*PROBLEM DETAILS*: Scan the records for the line containing "Extract all readable text from this page."; extract it and all later lines, verbatim, through the end, and nothing before it.

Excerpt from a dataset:
--- Start ---
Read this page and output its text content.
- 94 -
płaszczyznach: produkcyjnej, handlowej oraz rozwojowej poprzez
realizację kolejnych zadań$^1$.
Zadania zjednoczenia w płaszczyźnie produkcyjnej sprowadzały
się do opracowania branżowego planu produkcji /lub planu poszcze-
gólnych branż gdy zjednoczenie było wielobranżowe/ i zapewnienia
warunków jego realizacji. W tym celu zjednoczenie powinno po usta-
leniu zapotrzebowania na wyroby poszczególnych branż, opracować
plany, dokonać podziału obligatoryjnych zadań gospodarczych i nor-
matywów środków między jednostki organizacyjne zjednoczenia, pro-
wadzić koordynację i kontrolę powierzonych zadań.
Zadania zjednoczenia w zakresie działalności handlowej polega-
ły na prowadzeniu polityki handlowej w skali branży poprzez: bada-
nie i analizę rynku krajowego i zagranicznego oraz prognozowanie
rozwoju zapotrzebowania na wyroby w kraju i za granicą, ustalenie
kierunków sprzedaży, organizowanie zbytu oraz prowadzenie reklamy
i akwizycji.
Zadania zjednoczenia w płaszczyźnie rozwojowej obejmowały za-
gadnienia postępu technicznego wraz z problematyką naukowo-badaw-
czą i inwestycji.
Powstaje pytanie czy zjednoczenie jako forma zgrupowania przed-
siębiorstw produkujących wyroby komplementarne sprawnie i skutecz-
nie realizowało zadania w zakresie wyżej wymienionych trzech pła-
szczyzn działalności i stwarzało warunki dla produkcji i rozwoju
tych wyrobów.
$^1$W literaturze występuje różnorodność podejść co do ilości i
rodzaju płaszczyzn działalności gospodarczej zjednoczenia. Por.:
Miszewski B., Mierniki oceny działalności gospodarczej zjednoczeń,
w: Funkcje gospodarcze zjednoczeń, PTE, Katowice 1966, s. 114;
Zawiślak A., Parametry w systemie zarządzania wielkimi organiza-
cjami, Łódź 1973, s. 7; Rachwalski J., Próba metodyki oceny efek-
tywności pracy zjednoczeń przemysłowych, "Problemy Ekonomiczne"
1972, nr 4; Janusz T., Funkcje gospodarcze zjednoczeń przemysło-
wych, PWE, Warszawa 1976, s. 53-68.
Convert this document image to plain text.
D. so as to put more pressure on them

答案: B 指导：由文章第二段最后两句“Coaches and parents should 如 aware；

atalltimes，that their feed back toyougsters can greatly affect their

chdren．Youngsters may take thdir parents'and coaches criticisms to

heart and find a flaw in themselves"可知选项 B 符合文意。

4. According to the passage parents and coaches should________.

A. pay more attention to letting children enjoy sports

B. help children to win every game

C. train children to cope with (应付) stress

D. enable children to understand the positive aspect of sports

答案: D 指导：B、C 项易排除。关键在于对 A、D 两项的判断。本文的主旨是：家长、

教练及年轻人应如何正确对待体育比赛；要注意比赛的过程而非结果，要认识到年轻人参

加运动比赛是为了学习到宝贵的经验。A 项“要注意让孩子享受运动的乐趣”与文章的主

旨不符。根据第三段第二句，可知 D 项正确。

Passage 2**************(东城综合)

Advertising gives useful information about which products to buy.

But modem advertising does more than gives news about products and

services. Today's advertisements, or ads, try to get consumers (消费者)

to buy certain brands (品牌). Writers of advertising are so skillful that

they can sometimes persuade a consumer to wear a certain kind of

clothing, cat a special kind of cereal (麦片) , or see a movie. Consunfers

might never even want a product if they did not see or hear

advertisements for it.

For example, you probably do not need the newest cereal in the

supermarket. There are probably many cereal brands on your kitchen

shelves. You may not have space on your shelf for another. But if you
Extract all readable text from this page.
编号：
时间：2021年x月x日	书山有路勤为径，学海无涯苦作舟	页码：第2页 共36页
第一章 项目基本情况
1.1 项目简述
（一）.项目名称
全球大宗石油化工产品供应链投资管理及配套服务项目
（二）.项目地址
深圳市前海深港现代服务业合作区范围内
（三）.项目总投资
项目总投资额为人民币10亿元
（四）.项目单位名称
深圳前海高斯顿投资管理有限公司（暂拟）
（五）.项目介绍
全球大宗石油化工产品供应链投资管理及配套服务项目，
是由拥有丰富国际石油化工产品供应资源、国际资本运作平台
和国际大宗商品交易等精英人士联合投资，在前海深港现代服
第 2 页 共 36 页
--- End ---
*RESPONSE TO THIS EXERCISE*:
Extract all readable text from this page.
编号：
时间：2021年x月x日	书山有路勤为径，学海无涯苦作舟	页码：第2页 共36页
第一章 项目基本情况
1.1 项目简述
（一）.项目名称
全球大宗石油化工产品供应链投资管理及配套服务项目
（二）.项目地址
深圳市前海深港现代服务业合作区范围内
（三）.项目总投资
项目总投资额为人民币10亿元
（四）.项目单位名称
深圳前海高斯顿投资管理有限公司（暂拟）
（五）.项目介绍
全球大宗石油化工产品供应链投资管理及配套服务项目，
是由拥有丰富国际石油化工产品供应资源、国际资本运作平台
和国际大宗商品交易等精英人士联合投资，在前海深港现代服
第 2 页 共 36 页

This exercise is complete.